Extracted records
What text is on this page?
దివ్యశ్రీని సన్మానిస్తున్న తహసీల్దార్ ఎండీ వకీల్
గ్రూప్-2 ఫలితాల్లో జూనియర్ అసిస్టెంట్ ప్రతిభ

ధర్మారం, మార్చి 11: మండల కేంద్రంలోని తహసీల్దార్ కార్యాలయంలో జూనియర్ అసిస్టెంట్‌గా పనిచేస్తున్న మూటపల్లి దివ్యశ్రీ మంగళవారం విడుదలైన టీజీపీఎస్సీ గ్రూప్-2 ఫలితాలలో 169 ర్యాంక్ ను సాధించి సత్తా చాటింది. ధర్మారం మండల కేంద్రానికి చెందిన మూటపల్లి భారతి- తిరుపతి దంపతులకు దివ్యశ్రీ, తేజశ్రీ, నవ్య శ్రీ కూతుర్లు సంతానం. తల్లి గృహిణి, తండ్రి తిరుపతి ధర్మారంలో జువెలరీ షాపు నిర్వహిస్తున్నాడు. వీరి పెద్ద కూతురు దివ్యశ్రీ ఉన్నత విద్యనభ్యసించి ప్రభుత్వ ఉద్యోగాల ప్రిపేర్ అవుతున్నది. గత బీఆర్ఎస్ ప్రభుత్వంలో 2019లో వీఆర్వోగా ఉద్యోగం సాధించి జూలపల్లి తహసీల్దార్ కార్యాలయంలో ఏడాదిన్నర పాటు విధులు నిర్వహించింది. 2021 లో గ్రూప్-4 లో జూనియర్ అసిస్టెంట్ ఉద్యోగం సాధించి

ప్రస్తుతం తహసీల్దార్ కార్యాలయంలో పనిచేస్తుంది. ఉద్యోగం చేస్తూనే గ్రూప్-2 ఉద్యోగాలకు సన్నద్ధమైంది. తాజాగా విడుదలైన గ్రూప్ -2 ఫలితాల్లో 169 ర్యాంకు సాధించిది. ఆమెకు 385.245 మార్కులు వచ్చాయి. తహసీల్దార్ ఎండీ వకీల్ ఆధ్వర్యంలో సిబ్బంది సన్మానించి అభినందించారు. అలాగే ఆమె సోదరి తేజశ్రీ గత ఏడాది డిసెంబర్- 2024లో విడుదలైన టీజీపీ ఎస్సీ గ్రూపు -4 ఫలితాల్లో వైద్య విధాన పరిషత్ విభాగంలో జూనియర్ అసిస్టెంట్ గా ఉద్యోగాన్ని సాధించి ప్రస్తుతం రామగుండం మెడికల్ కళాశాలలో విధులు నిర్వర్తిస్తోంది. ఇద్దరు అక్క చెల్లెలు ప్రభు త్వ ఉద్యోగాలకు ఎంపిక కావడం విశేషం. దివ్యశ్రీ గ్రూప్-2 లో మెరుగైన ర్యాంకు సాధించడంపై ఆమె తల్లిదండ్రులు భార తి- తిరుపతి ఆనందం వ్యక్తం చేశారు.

TASK STATEMENT:
Give all of the entries again, word for word.

EXERCISE RESULT:
What text is on this page?
దివ్యశ్రీని సన్మానిస్తున్న తహసీల్దార్ ఎండీ వకీల్
గ్రూప్-2 ఫలితాల్లో జూనియర్ అసిస్టెంట్ ప్రతిభ

ధర్మారం, మార్చి 11: మండల కేంద్రంలోని తహసీల్దార్ కార్యాలయంలో జూనియర్ అసిస్టెంట్‌గా పనిచేస్తున్న మూటపల్లి దివ్యశ్రీ మంగళవారం విడుదలైన టీజీపీఎస్సీ గ్రూప్-2 ఫలితాలలో 169 ర్యాంక్ ను సాధించి సత్తా చాటింది. ధర్మారం మండల కేంద్రానికి చెందిన మూటపల్లి భారతి- తిరుపతి దంపతులకు దివ్యశ్రీ, తేజశ్రీ, నవ్య శ్రీ కూతుర్లు సంతానం. తల్లి గృహిణి, తండ్రి తిరుపతి ధర్మారంలో జువెలరీ షాపు నిర్వహిస్తున్నాడు. వీరి పెద్ద కూతురు దివ్యశ్రీ ఉన్నత విద్యనభ్యసించి ప్రభుత్వ ఉద్యోగాల ప్రిపేర్ అవుతున్నది. గత బీఆర్ఎస్ ప్రభుత్వంలో 2019లో వీఆర్వోగా ఉద్యోగం సాధించి జూలపల్లి తహసీల్దార్ కార్యాలయంలో ఏడాదిన్నర పాటు విధులు నిర్వహించింది. 2021 లో గ్రూప్-4 లో జూనియర్ అసిస్టెంట్ ఉద్యోగం సాధించి

ప్రస్తుతం తహసీల్దార్ కార్యాలయంలో పనిచేస్తుంది. ఉద్యోగం చేస్తూనే గ్రూప్-2 ఉద్యోగాలకు సన్నద్ధమైంది. తాజాగా విడుదలైన గ్రూప్ -2 ఫలితాల్లో 169 ర్యాంకు సాధించిది. ఆమెకు 385.245 మార్కులు వచ్చాయి. తహసీల్దార్ ఎండీ వకీల్ ఆధ్వర్యంలో సిబ్బంది సన్మానించి అభినందించారు. అలాగే ఆమె సోదరి తేజశ్రీ గత ఏడాది డిసెంబర్- 2024లో విడుదలైన టీజీపీ ఎస్సీ గ్రూపు -4 ఫలితాల్లో వైద్య విధాన పరిషత్ విభాగంలో జూనియర్ అసిస్టెంట్ గా ఉద్యోగాన్ని సాధించి ప్రస్తుతం రామగుండం మెడికల్ కళాశాలలో విధులు నిర్వర్తిస్తోంది. ఇద్దరు అక్క చెల్లెలు ప్రభు త్వ ఉద్యోగాలకు ఎంపిక కావడం విశేషం. దివ్యశ్రీ గ్రూప్-2 లో మెరుగైన ర్యాంకు సాధించడంపై ఆమె తల్లిదండ్రులు భార తి- తిరుపతి ఆనందం వ్యక్తం చేశారు.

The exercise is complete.